══ ITEMS
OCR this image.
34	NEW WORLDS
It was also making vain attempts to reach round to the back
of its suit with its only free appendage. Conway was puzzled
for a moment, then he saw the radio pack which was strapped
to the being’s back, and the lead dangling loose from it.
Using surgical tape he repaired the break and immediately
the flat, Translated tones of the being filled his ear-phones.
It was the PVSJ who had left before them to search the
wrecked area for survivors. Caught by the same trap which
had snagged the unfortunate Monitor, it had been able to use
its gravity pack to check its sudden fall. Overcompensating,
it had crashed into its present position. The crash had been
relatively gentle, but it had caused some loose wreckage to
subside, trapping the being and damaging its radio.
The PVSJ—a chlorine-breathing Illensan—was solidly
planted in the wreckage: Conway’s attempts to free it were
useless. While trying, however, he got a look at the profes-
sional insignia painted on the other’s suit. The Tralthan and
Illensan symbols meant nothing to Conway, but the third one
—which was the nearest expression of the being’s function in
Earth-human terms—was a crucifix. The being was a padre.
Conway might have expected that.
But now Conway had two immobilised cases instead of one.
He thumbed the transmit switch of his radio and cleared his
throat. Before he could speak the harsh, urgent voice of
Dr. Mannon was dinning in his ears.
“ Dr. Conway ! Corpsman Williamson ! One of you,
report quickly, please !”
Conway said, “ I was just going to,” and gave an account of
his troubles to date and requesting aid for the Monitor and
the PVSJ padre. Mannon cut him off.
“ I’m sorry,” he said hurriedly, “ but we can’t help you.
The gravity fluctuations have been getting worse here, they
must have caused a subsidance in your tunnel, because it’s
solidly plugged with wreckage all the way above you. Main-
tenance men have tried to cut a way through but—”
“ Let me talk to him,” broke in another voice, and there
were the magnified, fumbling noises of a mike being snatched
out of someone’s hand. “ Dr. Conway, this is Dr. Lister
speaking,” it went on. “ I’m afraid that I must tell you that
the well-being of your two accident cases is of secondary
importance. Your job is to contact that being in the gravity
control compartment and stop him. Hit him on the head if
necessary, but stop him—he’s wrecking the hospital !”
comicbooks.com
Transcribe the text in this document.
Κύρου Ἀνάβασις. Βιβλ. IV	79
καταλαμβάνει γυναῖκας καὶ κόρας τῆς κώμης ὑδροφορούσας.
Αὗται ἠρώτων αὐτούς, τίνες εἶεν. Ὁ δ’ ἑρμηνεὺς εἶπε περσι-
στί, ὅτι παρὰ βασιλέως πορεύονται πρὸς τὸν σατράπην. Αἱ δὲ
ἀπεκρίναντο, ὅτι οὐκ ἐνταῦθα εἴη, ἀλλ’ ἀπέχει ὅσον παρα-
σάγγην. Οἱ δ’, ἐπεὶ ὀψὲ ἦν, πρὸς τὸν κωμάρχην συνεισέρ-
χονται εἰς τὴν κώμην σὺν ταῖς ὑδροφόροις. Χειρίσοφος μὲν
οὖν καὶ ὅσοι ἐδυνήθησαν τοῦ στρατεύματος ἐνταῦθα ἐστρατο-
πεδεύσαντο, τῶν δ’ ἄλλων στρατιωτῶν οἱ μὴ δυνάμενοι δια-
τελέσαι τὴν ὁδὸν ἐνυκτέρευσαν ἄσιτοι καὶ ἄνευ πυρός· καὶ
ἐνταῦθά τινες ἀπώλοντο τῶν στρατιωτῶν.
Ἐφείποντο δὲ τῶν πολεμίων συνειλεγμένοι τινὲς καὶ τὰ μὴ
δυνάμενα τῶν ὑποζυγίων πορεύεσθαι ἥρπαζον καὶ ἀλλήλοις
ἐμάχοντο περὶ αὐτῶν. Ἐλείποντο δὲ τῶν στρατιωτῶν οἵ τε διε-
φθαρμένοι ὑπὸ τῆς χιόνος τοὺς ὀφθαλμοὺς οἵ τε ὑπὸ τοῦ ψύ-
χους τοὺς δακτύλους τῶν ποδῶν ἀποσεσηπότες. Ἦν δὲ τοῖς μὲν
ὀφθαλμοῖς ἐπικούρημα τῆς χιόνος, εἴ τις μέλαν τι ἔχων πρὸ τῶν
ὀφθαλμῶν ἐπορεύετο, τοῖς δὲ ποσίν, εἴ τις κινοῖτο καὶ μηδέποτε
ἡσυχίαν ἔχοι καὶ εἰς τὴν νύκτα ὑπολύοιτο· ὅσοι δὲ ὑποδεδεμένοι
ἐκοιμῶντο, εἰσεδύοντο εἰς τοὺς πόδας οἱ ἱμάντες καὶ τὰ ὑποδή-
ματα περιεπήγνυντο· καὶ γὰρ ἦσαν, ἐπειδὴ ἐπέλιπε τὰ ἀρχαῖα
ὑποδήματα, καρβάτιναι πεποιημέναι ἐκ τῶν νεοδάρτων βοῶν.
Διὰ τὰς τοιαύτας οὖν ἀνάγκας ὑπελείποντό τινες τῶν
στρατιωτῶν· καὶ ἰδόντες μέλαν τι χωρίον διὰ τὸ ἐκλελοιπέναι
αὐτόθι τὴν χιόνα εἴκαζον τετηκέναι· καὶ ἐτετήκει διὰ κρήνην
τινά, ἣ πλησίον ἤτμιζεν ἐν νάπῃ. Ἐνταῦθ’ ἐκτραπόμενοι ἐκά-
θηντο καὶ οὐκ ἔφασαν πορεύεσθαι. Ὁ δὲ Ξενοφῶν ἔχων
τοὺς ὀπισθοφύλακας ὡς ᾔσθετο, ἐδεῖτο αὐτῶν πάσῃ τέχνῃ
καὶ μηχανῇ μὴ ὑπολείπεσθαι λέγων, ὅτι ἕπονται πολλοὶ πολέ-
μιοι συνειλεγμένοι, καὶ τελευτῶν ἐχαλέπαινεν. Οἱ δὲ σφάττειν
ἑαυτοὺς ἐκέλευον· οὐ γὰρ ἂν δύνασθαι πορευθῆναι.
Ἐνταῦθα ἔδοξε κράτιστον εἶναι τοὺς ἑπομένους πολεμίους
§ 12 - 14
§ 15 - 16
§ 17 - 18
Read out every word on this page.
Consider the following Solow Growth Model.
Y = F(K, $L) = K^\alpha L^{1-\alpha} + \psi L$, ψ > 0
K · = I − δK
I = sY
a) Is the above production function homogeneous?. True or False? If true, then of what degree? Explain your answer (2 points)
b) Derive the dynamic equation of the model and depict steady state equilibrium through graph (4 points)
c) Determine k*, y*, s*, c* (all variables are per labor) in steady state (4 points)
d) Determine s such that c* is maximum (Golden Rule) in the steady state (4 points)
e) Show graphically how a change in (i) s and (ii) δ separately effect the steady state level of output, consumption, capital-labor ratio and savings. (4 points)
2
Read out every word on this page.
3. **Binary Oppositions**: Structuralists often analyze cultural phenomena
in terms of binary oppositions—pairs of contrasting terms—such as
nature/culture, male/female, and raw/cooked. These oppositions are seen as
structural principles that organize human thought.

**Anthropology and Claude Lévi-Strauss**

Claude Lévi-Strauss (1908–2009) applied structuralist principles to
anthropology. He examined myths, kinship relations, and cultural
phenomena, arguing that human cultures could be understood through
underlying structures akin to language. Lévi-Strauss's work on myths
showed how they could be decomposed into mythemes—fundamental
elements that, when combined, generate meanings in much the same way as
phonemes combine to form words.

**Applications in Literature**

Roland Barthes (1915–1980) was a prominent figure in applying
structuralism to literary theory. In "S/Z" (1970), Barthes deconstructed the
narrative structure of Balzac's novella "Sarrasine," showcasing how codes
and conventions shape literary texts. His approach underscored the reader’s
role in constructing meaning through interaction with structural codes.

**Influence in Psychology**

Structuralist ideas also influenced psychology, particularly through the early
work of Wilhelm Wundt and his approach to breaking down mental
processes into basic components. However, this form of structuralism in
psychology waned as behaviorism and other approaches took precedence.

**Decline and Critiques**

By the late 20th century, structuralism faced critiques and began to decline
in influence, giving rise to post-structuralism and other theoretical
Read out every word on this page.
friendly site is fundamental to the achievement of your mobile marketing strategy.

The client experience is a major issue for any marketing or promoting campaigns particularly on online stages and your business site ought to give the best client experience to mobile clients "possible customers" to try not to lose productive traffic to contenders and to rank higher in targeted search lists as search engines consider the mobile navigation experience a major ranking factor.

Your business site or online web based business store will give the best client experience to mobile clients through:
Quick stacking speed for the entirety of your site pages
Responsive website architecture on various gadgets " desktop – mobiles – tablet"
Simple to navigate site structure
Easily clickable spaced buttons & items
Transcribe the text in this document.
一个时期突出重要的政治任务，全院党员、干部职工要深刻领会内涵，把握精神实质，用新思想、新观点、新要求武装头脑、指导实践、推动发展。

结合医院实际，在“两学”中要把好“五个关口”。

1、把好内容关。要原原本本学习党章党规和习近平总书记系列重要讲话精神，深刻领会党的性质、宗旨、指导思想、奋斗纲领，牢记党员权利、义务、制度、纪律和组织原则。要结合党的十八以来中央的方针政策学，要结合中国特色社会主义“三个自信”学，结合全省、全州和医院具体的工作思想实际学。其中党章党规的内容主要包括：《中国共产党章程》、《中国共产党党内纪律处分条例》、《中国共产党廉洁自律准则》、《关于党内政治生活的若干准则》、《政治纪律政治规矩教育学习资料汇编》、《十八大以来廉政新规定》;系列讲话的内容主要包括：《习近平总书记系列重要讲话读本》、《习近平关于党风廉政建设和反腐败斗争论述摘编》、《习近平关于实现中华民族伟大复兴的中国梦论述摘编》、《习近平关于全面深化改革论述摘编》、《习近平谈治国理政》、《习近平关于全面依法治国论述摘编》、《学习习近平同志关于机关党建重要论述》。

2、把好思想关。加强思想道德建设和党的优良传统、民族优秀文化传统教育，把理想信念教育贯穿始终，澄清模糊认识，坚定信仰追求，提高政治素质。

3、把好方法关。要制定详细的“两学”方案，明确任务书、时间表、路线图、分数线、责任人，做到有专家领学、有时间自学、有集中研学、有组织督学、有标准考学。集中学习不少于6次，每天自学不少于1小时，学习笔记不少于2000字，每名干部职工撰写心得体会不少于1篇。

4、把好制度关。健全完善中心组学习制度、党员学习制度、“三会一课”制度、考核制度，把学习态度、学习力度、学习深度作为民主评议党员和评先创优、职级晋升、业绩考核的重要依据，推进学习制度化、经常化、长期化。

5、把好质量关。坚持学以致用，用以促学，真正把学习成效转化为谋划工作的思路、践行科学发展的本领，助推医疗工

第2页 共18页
════
▶ [DIRECTION] Look for the word "στρατιωτῶν" in every line of the listing and copy the lines that have it.

▶ [EXERCISE OUTPUT]
πεδεύσαντο, τῶν δ’ ἄλλων στρατιωτῶν οἱ μὴ δυνάμενοι δια-
ἐνταῦθά τινες ἀπώλοντο τῶν στρατιωτῶν.
ἐμάχοντο περὶ αὐτῶν. Ἐλείποντο δὲ τῶν στρατιωτῶν οἵ τε διε-
στρατιωτῶν· καὶ ἰδόντες μέλαν τι χωρίον διὰ τὸ ἐκλελοιπέναι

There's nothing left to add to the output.